--- Begin PROVIDED MATERIAL ---
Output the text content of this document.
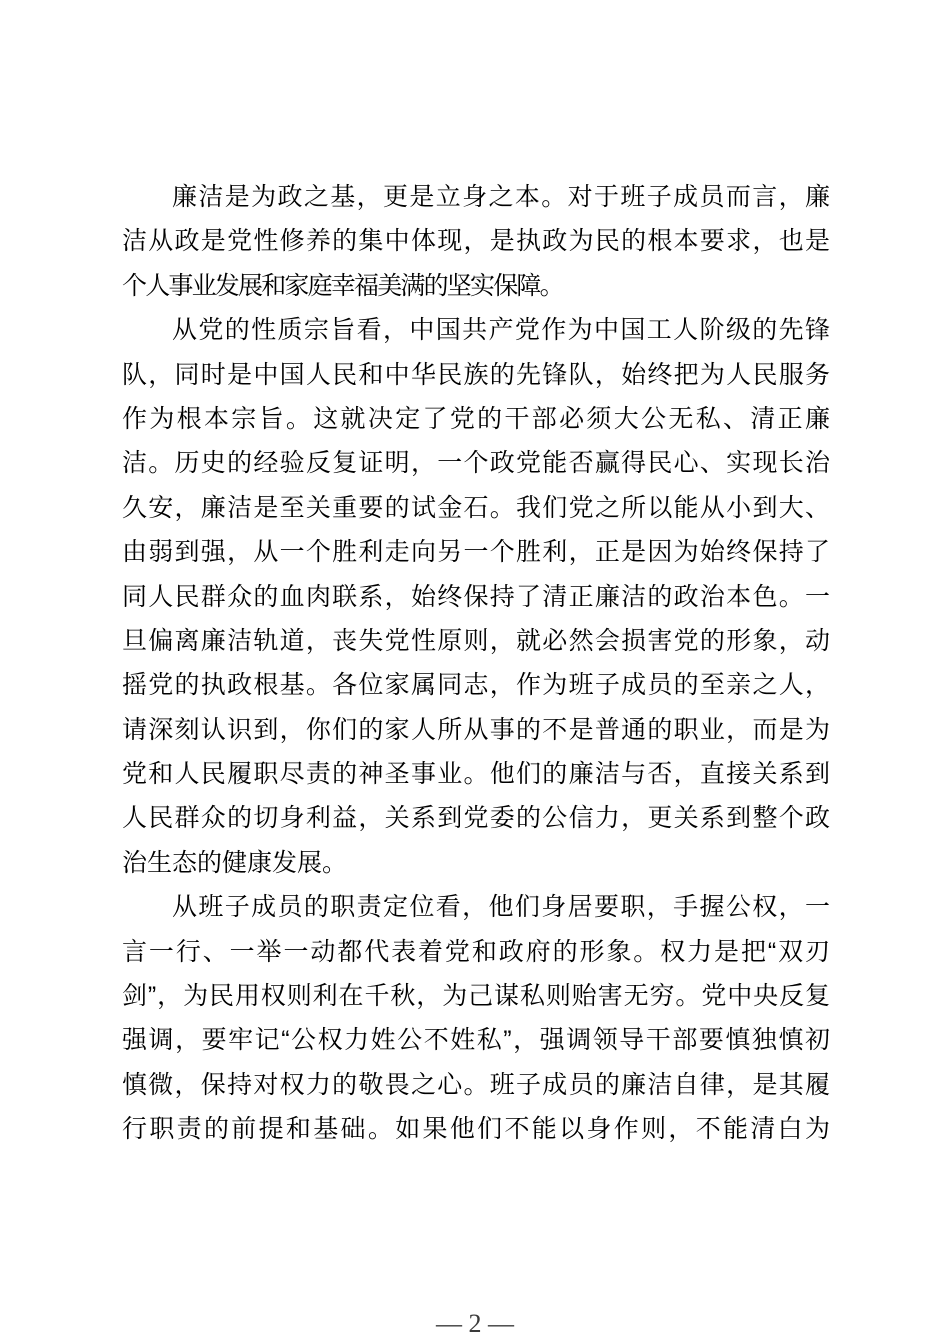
廉洁是为政之基，更是立身之本。对于班子成员而言，廉
洁从政是党性修养的集中体现，是执政为民的根本要求，也是
个人事业发展和家庭幸福美满的坚实保障。
从党的性质宗旨看，中国共产党作为中国工人阶级的先锋
队，同时是中国人民和中华民族的先锋队，始终把为人民服务
作为根本宗旨。这就决定了党的干部必须大公无私、清正廉
洁。历史的经验反复证明，一个政党能否赢得民心、实现长治
久安，廉洁是至关重要的试金石。我们党之所以能从小到大、
由弱到强，从一个胜利走向另一个胜利，正是因为始终保持了
同人民群众的血肉联系，始终保持了清正廉洁的政治本色。一
旦偏离廉洁轨道，丧失党性原则，就必然会损害党的形象，动
摇党的执政根基。各位家属同志，作为班子成员的至亲之人，
请深刻认识到，你们的家人所从事的不是普通的职业，而是为
党和人民履职尽责的神圣事业。他们的廉洁与否，直接关系到
人民群众的切身利益，关系到党委的公信力，更关系到整个政
治生态的健康发展。
从班子成员的职责定位看，他们身居要职，手握公权，一
言一行、一举一动都代表着党和政府的形象。权力是把“双刃
剑”，为民用权则利在千秋，为己谋私则贻害无穷。党中央反复
强调，要牢记“公权力姓公不姓私”，强调领导干部要慎独慎初
慎微，保持对权力的敬畏之心。班子成员的廉洁自律，是其履
行职责的前提和基础。如果他们不能以身作则，不能清白为
— 2 —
--- End PROVIDED MATERIAL ---
PROBLEM REQUIREMENTS: Leave out the pictures, and give all the records again exactly.

ANSWER TO THE PROBLEM:
Output the text content of this document.
廉洁是为政之基，更是立身之本。对于班子成员而言，廉
洁从政是党性修养的集中体现，是执政为民的根本要求，也是
个人事业发展和家庭幸福美满的坚实保障。
从党的性质宗旨看，中国共产党作为中国工人阶级的先锋
队，同时是中国人民和中华民族的先锋队，始终把为人民服务
作为根本宗旨。这就决定了党的干部必须大公无私、清正廉
洁。历史的经验反复证明，一个政党能否赢得民心、实现长治
久安，廉洁是至关重要的试金石。我们党之所以能从小到大、
由弱到强，从一个胜利走向另一个胜利，正是因为始终保持了
同人民群众的血肉联系，始终保持了清正廉洁的政治本色。一
旦偏离廉洁轨道，丧失党性原则，就必然会损害党的形象，动
摇党的执政根基。各位家属同志，作为班子成员的至亲之人，
请深刻认识到，你们的家人所从事的不是普通的职业，而是为
党和人民履职尽责的神圣事业。他们的廉洁与否，直接关系到
人民群众的切身利益，关系到党委的公信力，更关系到整个政
治生态的健康发展。
从班子成员的职责定位看，他们身居要职，手握公权，一
言一行、一举一动都代表着党和政府的形象。权力是把“双刃
剑”，为民用权则利在千秋，为己谋私则贻害无穷。党中央反复
强调，要牢记“公权力姓公不姓私”，强调领导干部要慎独慎初
慎微，保持对权力的敬畏之心。班子成员的廉洁自律，是其履
行职责的前提和基础。如果他们不能以身作则，不能清白为
— 2 —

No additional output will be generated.